Start of Entries provided
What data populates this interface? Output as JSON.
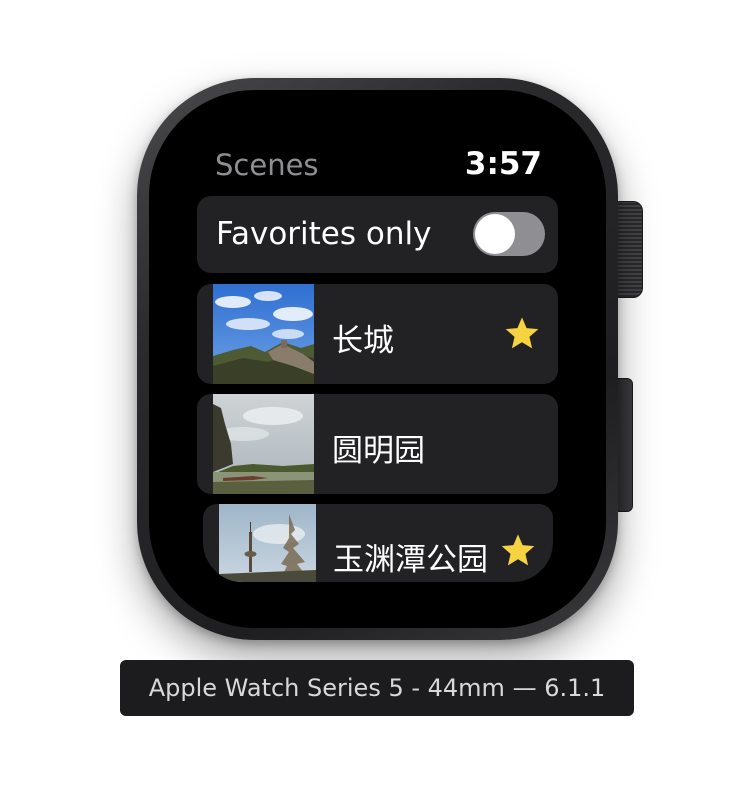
{
  "device": {
    "label": "Apple Watch Series 5 - 44mm — 6.1.1"
  },
  "app": {
    "title": "Scenes",
    "time": "3:57"
  },
  "favorites_toggle": {
    "label": "Favorites only",
    "on": false
  },
  "scenes": [
    {
      "name": "长城",
      "favorite": true,
      "thumbnail": "great-wall-photo"
    },
    {
      "name": "圆明园",
      "favorite": false,
      "thumbnail": "yuanmingyuan-photo"
    },
    {
      "name": "玉渊潭公园",
      "favorite": true,
      "thumbnail": "yuyuantan-park-photo"
    }
  ],
  "colors": {
    "accent_star": "#f6d441",
    "row_background": "#222224",
    "switch_off": "#8e8e93"
  }
}
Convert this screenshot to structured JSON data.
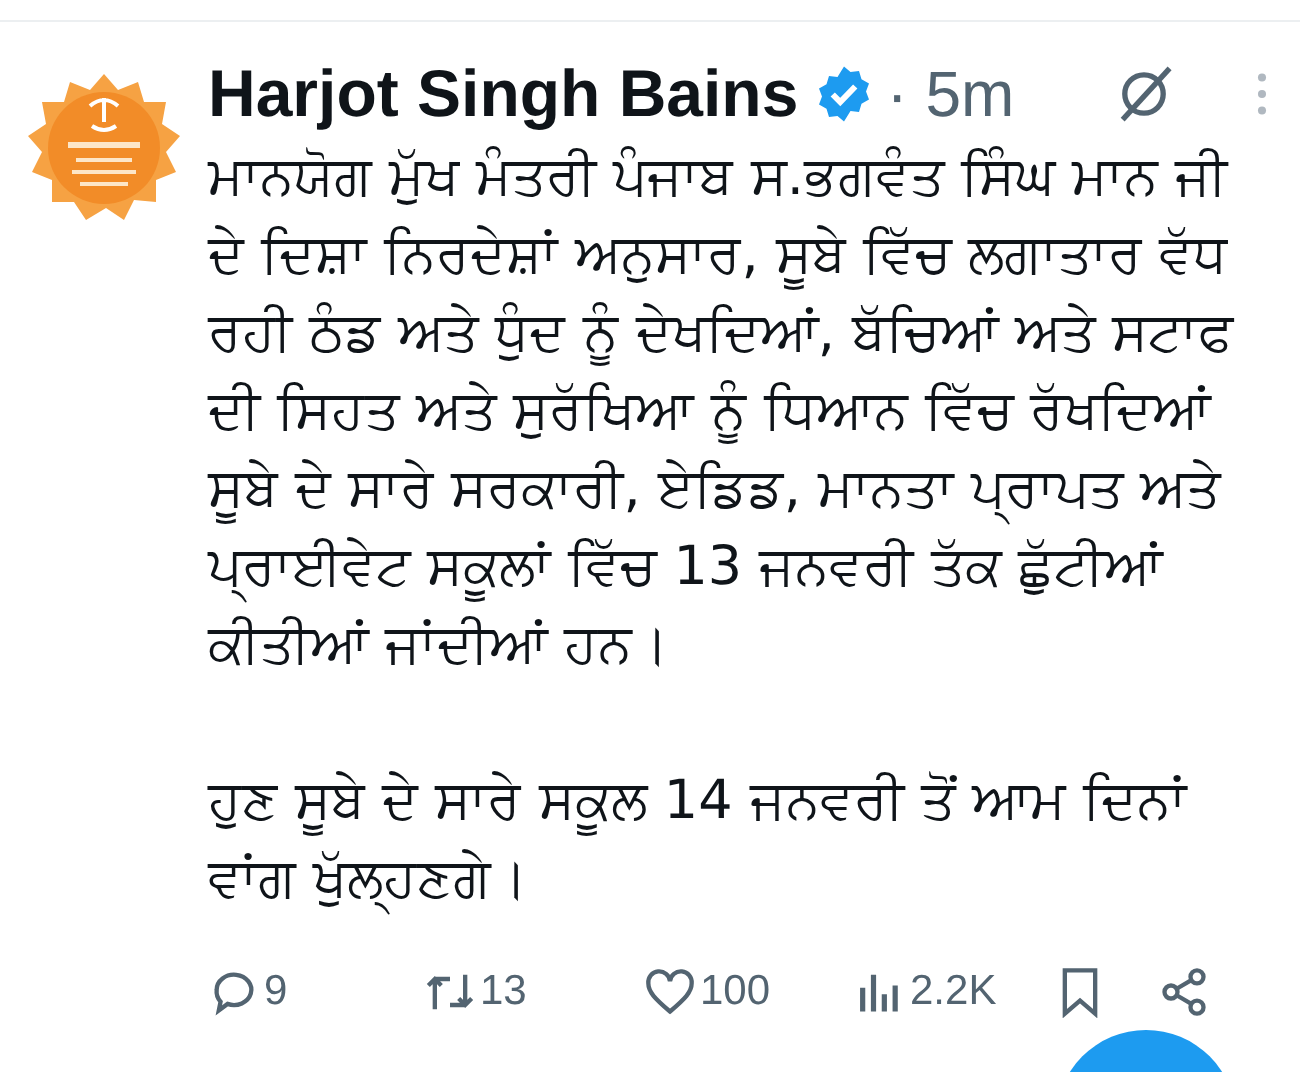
{
  "author": {
    "name": "Harjot Singh Bains",
    "verified": true,
    "time": "· 5m"
  },
  "paragraphs": [
    "ਮਾਨਯੋਗ ਮੁੱਖ ਮੰਤਰੀ ਪੰਜਾਬ ਸ.ਭਗਵੰਤ ਸਿੰਘ ਮਾਨ ਜੀ ਦੇ ਦਿਸ਼ਾ ਨਿਰਦੇਸ਼ਾਂ ਅਨੁਸਾਰ, ਸੂਬੇ ਵਿੱਚ ਲਗਾਤਾਰ ਵੱਧ ਰਹੀ ਠੰਡ ਅਤੇ ਧੁੰਦ ਨੂੰ ਦੇਖਦਿਆਂ, ਬੱਚਿਆਂ ਅਤੇ ਸਟਾਫ ਦੀ ਸਿਹਤ ਅਤੇ ਸੁਰੱਖਿਆ ਨੂੰ ਧਿਆਨ ਵਿੱਚ ਰੱਖਦਿਆਂ ਸੂਬੇ ਦੇ ਸਾਰੇ ਸਰਕਾਰੀ, ਏਡਿਡ, ਮਾਨਤਾ ਪ੍ਰਾਪਤ ਅਤੇ ਪ੍ਰਾਈਵੇਟ ਸਕੂਲਾਂ ਵਿੱਚ 13 ਜਨਵਰੀ ਤੱਕ ਛੁੱਟੀਆਂ ਕੀਤੀਆਂ ਜਾਂਦੀਆਂ ਹਨ।",
    "ਹੁਣ ਸੂਬੇ ਦੇ ਸਾਰੇ ਸਕੂਲ 14 ਜਨਵਰੀ ਤੋਂ ਆਮ ਦਿਨਾਂ ਵਾਂਗ ਖੁੱਲ੍ਹਣਗੇ।"
  ],
  "actions": [
    {
      "kind": "reply",
      "count": "9"
    },
    {
      "kind": "repost",
      "count": "13"
    },
    {
      "kind": "like",
      "count": "100"
    },
    {
      "kind": "views",
      "count": "2.2K"
    },
    {
      "kind": "bookmark"
    },
    {
      "kind": "share"
    }
  ]
}
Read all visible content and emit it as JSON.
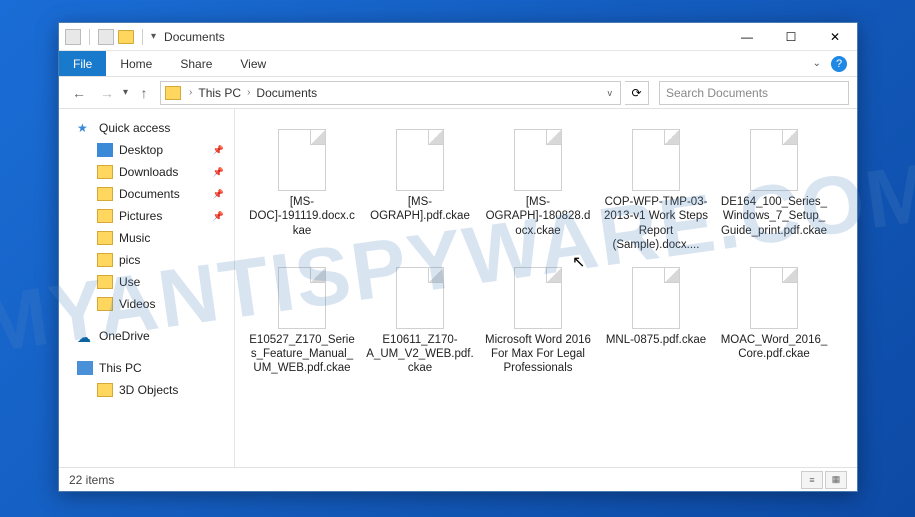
{
  "watermark": "MYANTISPYWARE.COM",
  "window": {
    "title": "Documents"
  },
  "ribbon": {
    "file": "File",
    "tabs": [
      "Home",
      "Share",
      "View"
    ]
  },
  "nav": {
    "back": "←",
    "forward": "→",
    "up": "↑",
    "breadcrumb": [
      "This PC",
      "Documents"
    ],
    "refresh": "⟳"
  },
  "search": {
    "placeholder": "Search Documents"
  },
  "sidebar": {
    "quick_access": "Quick access",
    "items": [
      {
        "label": "Desktop",
        "pinned": true,
        "icon": "desktop"
      },
      {
        "label": "Downloads",
        "pinned": true,
        "icon": "folder"
      },
      {
        "label": "Documents",
        "pinned": true,
        "icon": "folder"
      },
      {
        "label": "Pictures",
        "pinned": true,
        "icon": "folder"
      },
      {
        "label": "Music",
        "pinned": false,
        "icon": "folder"
      },
      {
        "label": "pics",
        "pinned": false,
        "icon": "folder"
      },
      {
        "label": "Use",
        "pinned": false,
        "icon": "folder"
      },
      {
        "label": "Videos",
        "pinned": false,
        "icon": "folder"
      }
    ],
    "onedrive": "OneDrive",
    "thispc": "This PC",
    "pc_items": [
      {
        "label": "3D Objects",
        "icon": "folder"
      }
    ]
  },
  "files": [
    {
      "name": "[MS-DOC]-191119.docx.ckae"
    },
    {
      "name": "[MS-OGRAPH].pdf.ckae"
    },
    {
      "name": "[MS-OGRAPH]-180828.docx.ckae"
    },
    {
      "name": "COP-WFP-TMP-03-2013-v1 Work Steps Report (Sample).docx...."
    },
    {
      "name": "DE164_100_Series_Windows_7_Setup_Guide_print.pdf.ckae"
    },
    {
      "name": "E10527_Z170_Series_Feature_Manual_UM_WEB.pdf.ckae"
    },
    {
      "name": "E10611_Z170-A_UM_V2_WEB.pdf.ckae"
    },
    {
      "name": "Microsoft Word 2016 For Max For Legal Professionals"
    },
    {
      "name": "MNL-0875.pdf.ckae"
    },
    {
      "name": "MOAC_Word_2016_Core.pdf.ckae"
    }
  ],
  "status": {
    "count": "22 items"
  }
}
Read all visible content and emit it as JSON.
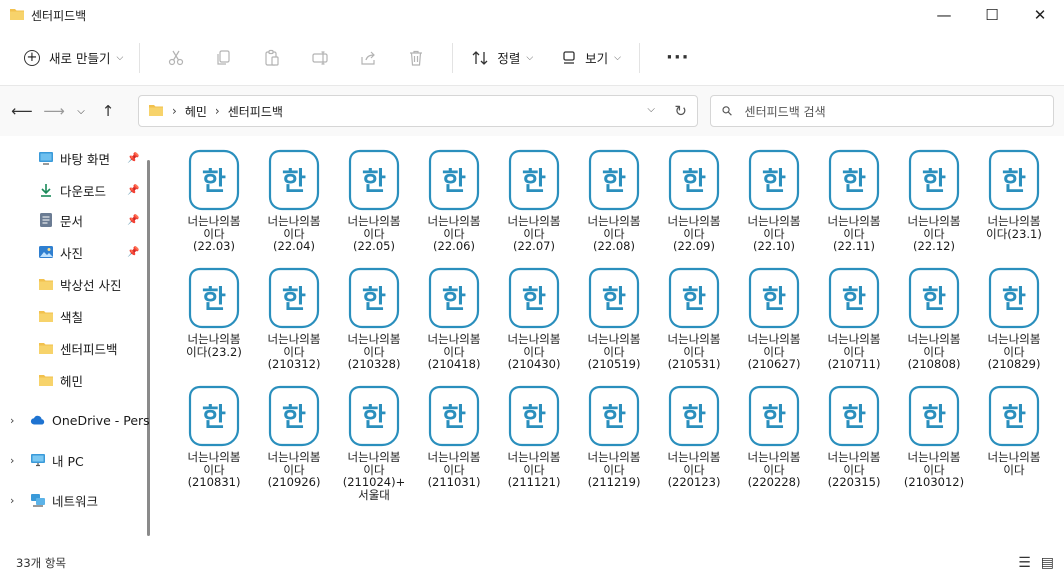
{
  "window": {
    "title": "센터피드백",
    "minimize": "—",
    "maximize": "☐",
    "close": "✕"
  },
  "toolbar": {
    "new_label": "새로 만들기",
    "sort_label": "정렬",
    "view_label": "보기",
    "more_label": "···"
  },
  "address": {
    "crumbs": [
      "헤민",
      "센터피드백"
    ],
    "separator": "›"
  },
  "search": {
    "placeholder": "센터피드백 검색"
  },
  "sidebar": {
    "items": [
      {
        "label": "바탕 화면",
        "icon": "desktop-icon",
        "pinned": true
      },
      {
        "label": "다운로드",
        "icon": "download-icon",
        "pinned": true
      },
      {
        "label": "문서",
        "icon": "documents-icon",
        "pinned": true
      },
      {
        "label": "사진",
        "icon": "pictures-icon",
        "pinned": true
      },
      {
        "label": "박상선 사진",
        "icon": "folder-icon",
        "pinned": false
      },
      {
        "label": "색칠",
        "icon": "folder-icon",
        "pinned": false
      },
      {
        "label": "센터피드백",
        "icon": "folder-icon",
        "pinned": false
      },
      {
        "label": "헤민",
        "icon": "folder-icon",
        "pinned": false
      },
      {
        "label": "OneDrive - Perso",
        "icon": "cloud-icon",
        "pinned": false
      },
      {
        "label": "내 PC",
        "icon": "pc-icon",
        "pinned": false
      },
      {
        "label": "네트워크",
        "icon": "network-icon",
        "pinned": false
      }
    ],
    "pin_glyph": "📌"
  },
  "files": [
    "너는나의봄\n이다\n(22.03)",
    "너는나의봄\n이다\n(22.04)",
    "너는나의봄\n이다\n(22.05)",
    "너는나의봄\n이다\n(22.06)",
    "너는나의봄\n이다\n(22.07)",
    "너는나의봄\n이다\n(22.08)",
    "너는나의봄\n이다\n(22.09)",
    "너는나의봄\n이다\n(22.10)",
    "너는나의봄\n이다\n(22.11)",
    "너는나의봄\n이다\n(22.12)",
    "너는나의봄\n이다(23.1)",
    "너는나의봄\n이다(23.2)",
    "너는나의봄\n이다\n(210312)",
    "너는나의봄\n이다\n(210328)",
    "너는나의봄\n이다\n(210418)",
    "너는나의봄\n이다\n(210430)",
    "너는나의봄\n이다\n(210519)",
    "너는나의봄\n이다\n(210531)",
    "너는나의봄\n이다\n(210627)",
    "너는나의봄\n이다\n(210711)",
    "너는나의봄\n이다\n(210808)",
    "너는나의봄\n이다\n(210829)",
    "너는나의봄\n이다\n(210831)",
    "너는나의봄\n이다\n(210926)",
    "너는나의봄\n이다\n(211024)+\n서울대",
    "너는나의봄\n이다\n(211031)",
    "너는나의봄\n이다\n(211121)",
    "너는나의봄\n이다\n(211219)",
    "너는나의봄\n이다\n(220123)",
    "너는나의봄\n이다\n(220228)",
    "너는나의봄\n이다\n(220315)",
    "너는나의봄\n이다\n(2103012)",
    "너는나의봄\n이다"
  ],
  "file_icon": {
    "name": "hangul-document-icon",
    "glyph": "한",
    "color": "#2a8fbd"
  },
  "status": {
    "item_count": "33개 항목"
  },
  "colors": {
    "folder": "#f2c14e",
    "accent": "#2a8fbd"
  }
}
End of Entries provided
■ What to produce
Extract all lines of the records above that include "kind".

■ Response to the exercise
      "kind": "reply",
      "kind": "repost",
      "kind": "like",
      "kind": "views",
      "kind": "bookmark"
      "kind": "share"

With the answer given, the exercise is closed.